** START OF SUPPLIED INFORMATION **

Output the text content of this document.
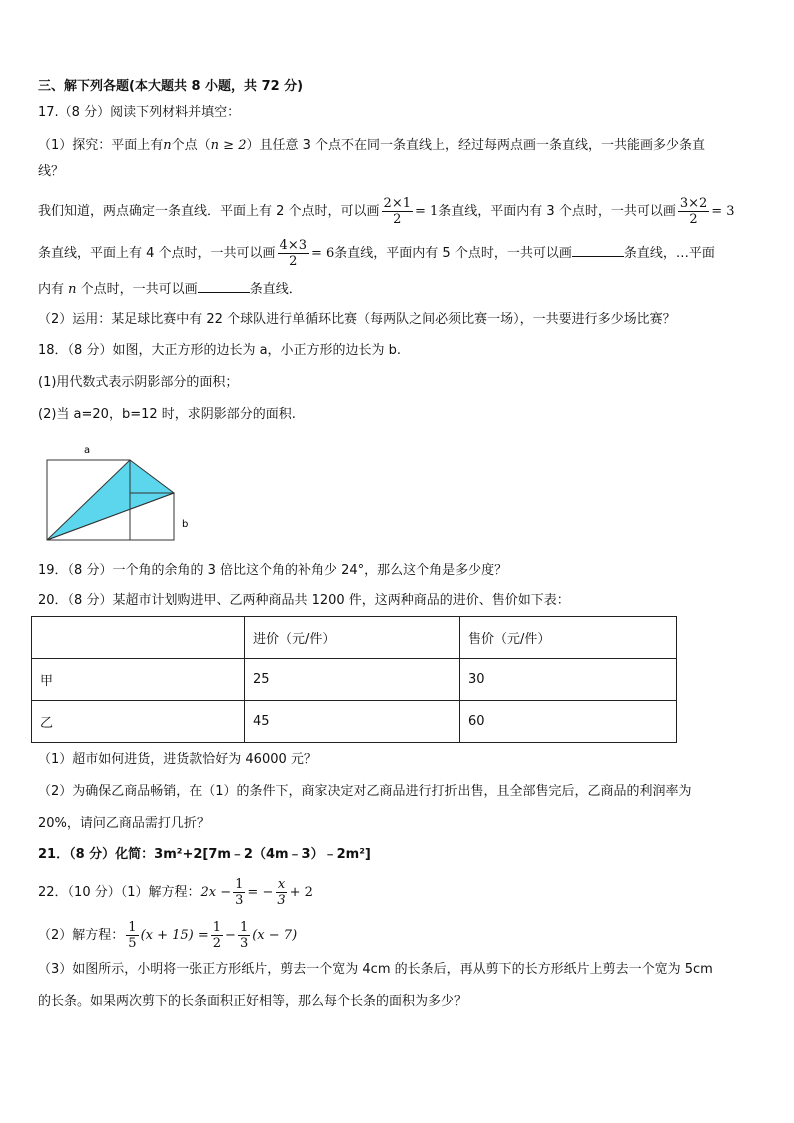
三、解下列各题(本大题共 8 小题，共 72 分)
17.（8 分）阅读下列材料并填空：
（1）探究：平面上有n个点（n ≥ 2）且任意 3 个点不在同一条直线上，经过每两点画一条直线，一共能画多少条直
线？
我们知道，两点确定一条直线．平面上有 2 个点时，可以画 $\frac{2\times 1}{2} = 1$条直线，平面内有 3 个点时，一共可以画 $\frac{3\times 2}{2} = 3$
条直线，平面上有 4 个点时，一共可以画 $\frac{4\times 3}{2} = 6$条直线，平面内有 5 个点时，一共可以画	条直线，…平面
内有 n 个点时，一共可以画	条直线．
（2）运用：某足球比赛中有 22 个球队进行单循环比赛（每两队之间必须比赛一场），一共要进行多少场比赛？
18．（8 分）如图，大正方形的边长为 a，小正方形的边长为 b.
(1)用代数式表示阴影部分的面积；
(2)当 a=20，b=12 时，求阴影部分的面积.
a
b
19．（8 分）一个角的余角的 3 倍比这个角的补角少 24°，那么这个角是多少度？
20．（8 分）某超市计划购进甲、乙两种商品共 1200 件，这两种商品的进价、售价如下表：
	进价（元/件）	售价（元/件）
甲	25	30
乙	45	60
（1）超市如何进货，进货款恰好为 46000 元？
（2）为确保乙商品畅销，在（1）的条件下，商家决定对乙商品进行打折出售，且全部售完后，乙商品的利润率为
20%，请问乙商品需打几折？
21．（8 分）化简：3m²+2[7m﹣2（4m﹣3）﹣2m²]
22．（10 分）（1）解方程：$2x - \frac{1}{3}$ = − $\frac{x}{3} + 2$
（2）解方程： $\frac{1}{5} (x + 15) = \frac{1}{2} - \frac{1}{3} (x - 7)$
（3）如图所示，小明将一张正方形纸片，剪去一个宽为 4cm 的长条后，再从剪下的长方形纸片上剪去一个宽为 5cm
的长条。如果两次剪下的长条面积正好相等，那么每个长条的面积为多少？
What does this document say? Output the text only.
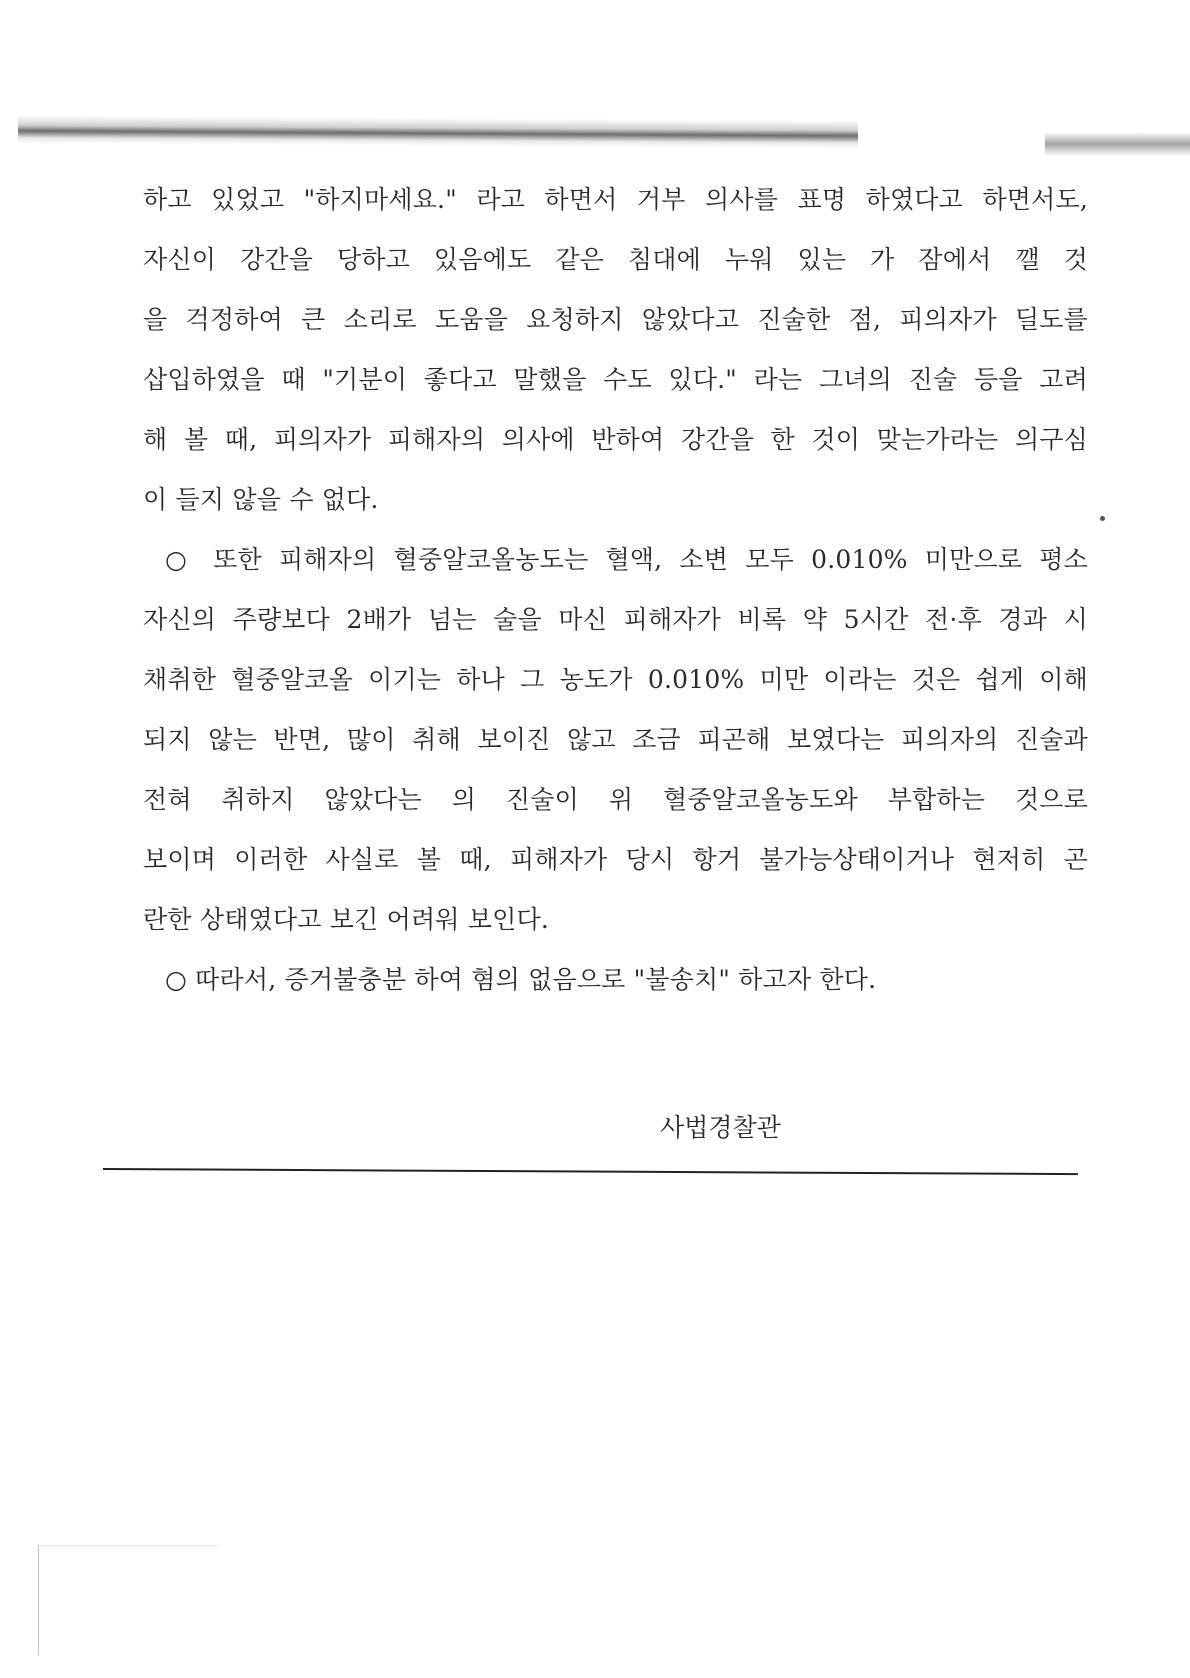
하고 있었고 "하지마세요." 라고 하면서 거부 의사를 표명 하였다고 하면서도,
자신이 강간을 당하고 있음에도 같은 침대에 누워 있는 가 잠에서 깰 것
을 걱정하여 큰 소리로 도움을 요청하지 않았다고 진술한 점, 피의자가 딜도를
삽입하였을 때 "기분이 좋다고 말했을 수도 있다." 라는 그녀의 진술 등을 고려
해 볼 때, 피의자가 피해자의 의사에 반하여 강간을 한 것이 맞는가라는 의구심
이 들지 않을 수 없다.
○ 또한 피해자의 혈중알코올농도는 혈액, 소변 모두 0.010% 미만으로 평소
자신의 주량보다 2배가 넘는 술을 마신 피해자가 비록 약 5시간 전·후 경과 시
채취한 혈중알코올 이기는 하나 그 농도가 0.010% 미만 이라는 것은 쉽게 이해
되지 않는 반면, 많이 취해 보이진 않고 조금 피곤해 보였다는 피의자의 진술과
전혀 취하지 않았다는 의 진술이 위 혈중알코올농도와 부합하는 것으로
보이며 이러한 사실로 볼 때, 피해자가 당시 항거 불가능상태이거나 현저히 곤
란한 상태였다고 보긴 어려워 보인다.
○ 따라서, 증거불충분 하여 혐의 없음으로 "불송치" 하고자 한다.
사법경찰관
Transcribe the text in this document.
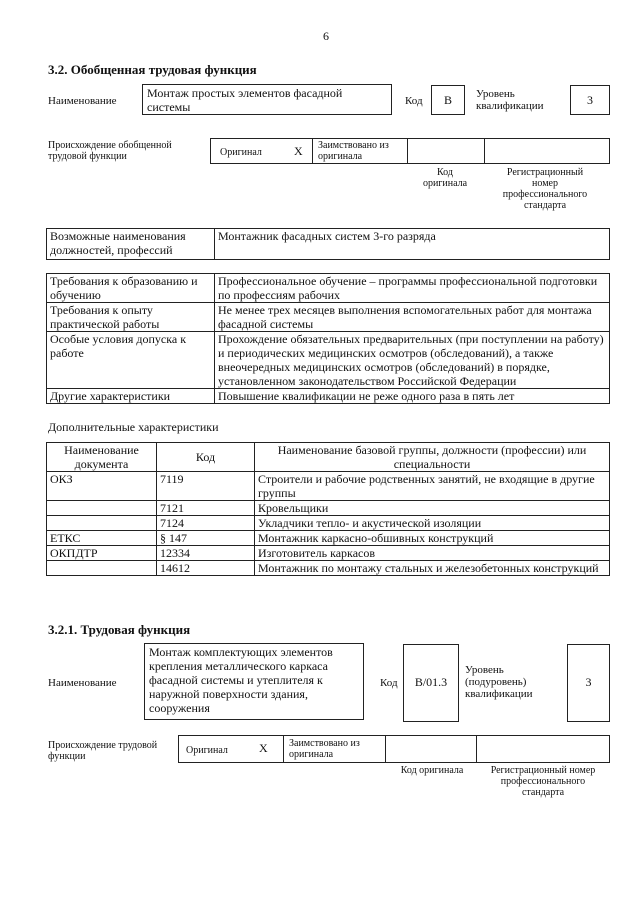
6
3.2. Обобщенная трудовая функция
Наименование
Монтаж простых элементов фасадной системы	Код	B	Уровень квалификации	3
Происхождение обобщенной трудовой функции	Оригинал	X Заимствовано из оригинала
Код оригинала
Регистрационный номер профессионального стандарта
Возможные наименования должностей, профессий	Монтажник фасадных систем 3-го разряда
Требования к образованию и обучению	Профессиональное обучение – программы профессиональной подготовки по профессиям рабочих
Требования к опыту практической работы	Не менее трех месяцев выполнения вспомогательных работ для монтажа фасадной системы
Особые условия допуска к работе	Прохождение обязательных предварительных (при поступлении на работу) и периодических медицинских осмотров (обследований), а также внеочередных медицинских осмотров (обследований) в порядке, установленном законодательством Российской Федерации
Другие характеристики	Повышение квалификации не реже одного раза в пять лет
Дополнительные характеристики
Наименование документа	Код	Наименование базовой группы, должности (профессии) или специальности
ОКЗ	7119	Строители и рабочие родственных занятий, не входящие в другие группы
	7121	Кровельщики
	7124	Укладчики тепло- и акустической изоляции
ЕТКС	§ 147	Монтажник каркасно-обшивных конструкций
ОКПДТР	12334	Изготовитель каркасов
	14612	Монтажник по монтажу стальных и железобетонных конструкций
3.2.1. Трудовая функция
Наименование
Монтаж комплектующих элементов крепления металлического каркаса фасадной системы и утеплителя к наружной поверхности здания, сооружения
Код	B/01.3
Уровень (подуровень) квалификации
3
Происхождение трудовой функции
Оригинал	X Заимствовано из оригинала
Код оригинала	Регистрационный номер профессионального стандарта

** END OF SUPPLIED INFORMATION **

## TASK INSTRUCTIONS
The records above must be transcribed exactly. Pictures are left out of the copy.

## REPLY
Output the text content of this document.
三、解下列各题(本大题共 8 小题，共 72 分)
17.（8 分）阅读下列材料并填空：
（1）探究：平面上有n个点（n ≥ 2）且任意 3 个点不在同一条直线上，经过每两点画一条直线，一共能画多少条直
线？
我们知道，两点确定一条直线．平面上有 2 个点时，可以画 $\frac{2\times 1}{2} = 1$条直线，平面内有 3 个点时，一共可以画 $\frac{3\times 2}{2} = 3$
条直线，平面上有 4 个点时，一共可以画 $\frac{4\times 3}{2} = 6$条直线，平面内有 5 个点时，一共可以画	条直线，…平面
内有 n 个点时，一共可以画	条直线．
（2）运用：某足球比赛中有 22 个球队进行单循环比赛（每两队之间必须比赛一场），一共要进行多少场比赛？
18．（8 分）如图，大正方形的边长为 a，小正方形的边长为 b.
(1)用代数式表示阴影部分的面积；
(2)当 a=20，b=12 时，求阴影部分的面积.
a
b
19．（8 分）一个角的余角的 3 倍比这个角的补角少 24°，那么这个角是多少度？
20．（8 分）某超市计划购进甲、乙两种商品共 1200 件，这两种商品的进价、售价如下表：
	进价（元/件）	售价（元/件）
甲	25	30
乙	45	60
（1）超市如何进货，进货款恰好为 46000 元？
（2）为确保乙商品畅销，在（1）的条件下，商家决定对乙商品进行打折出售，且全部售完后，乙商品的利润率为
20%，请问乙商品需打几折？
21．（8 分）化简：3m²+2[7m﹣2（4m﹣3）﹣2m²]
22．（10 分）（1）解方程：$2x - \frac{1}{3}$ = − $\frac{x}{3} + 2$
（2）解方程： $\frac{1}{5} (x + 15) = \frac{1}{2} - \frac{1}{3} (x - 7)$
（3）如图所示，小明将一张正方形纸片，剪去一个宽为 4cm 的长条后，再从剪下的长方形纸片上剪去一个宽为 5cm
的长条。如果两次剪下的长条面积正好相等，那么每个长条的面积为多少？
What does this document say? Output the text only.
하고 있었고 "하지마세요." 라고 하면서 거부 의사를 표명 하였다고 하면서도,
자신이 강간을 당하고 있음에도 같은 침대에 누워 있는 가 잠에서 깰 것
을 걱정하여 큰 소리로 도움을 요청하지 않았다고 진술한 점, 피의자가 딜도를
삽입하였을 때 "기분이 좋다고 말했을 수도 있다." 라는 그녀의 진술 등을 고려
해 볼 때, 피의자가 피해자의 의사에 반하여 강간을 한 것이 맞는가라는 의구심
이 들지 않을 수 없다.
○ 또한 피해자의 혈중알코올농도는 혈액, 소변 모두 0.010% 미만으로 평소
자신의 주량보다 2배가 넘는 술을 마신 피해자가 비록 약 5시간 전·후 경과 시
채취한 혈중알코올 이기는 하나 그 농도가 0.010% 미만 이라는 것은 쉽게 이해
되지 않는 반면, 많이 취해 보이진 않고 조금 피곤해 보였다는 피의자의 진술과
전혀 취하지 않았다는 의 진술이 위 혈중알코올농도와 부합하는 것으로
보이며 이러한 사실로 볼 때, 피해자가 당시 항거 불가능상태이거나 현저히 곤
란한 상태였다고 보긴 어려워 보인다.
○ 따라서, 증거불충분 하여 혐의 없음으로 "불송치" 하고자 한다.
사법경찰관
Transcribe the text in this document.
6
3.2. Обобщенная трудовая функция
Наименование
Монтаж простых элементов фасадной системы	Код	B	Уровень квалификации	3
Происхождение обобщенной трудовой функции	Оригинал	X Заимствовано из оригинала
Код оригинала
Регистрационный номер профессионального стандарта
Возможные наименования должностей, профессий	Монтажник фасадных систем 3-го разряда
Требования к образованию и обучению	Профессиональное обучение – программы профессиональной подготовки по профессиям рабочих
Требования к опыту практической работы	Не менее трех месяцев выполнения вспомогательных работ для монтажа фасадной системы
Особые условия допуска к работе	Прохождение обязательных предварительных (при поступлении на работу) и периодических медицинских осмотров (обследований), а также внеочередных медицинских осмотров (обследований) в порядке, установленном законодательством Российской Федерации
Другие характеристики	Повышение квалификации не реже одного раза в пять лет
Дополнительные характеристики
Наименование документа	Код	Наименование базовой группы, должности (профессии) или специальности
ОКЗ	7119	Строители и рабочие родственных занятий, не входящие в другие группы
	7121	Кровельщики
	7124	Укладчики тепло- и акустической изоляции
ЕТКС	§ 147	Монтажник каркасно-обшивных конструкций
ОКПДТР	12334	Изготовитель каркасов
	14612	Монтажник по монтажу стальных и железобетонных конструкций
3.2.1. Трудовая функция
Наименование
Монтаж комплектующих элементов крепления металлического каркаса фасадной системы и утеплителя к наружной поверхности здания, сооружения
Код	B/01.3
Уровень (подуровень) квалификации
3
Происхождение трудовой функции
Оригинал	X Заимствовано из оригинала
Код оригинала	Регистрационный номер профессионального стандарта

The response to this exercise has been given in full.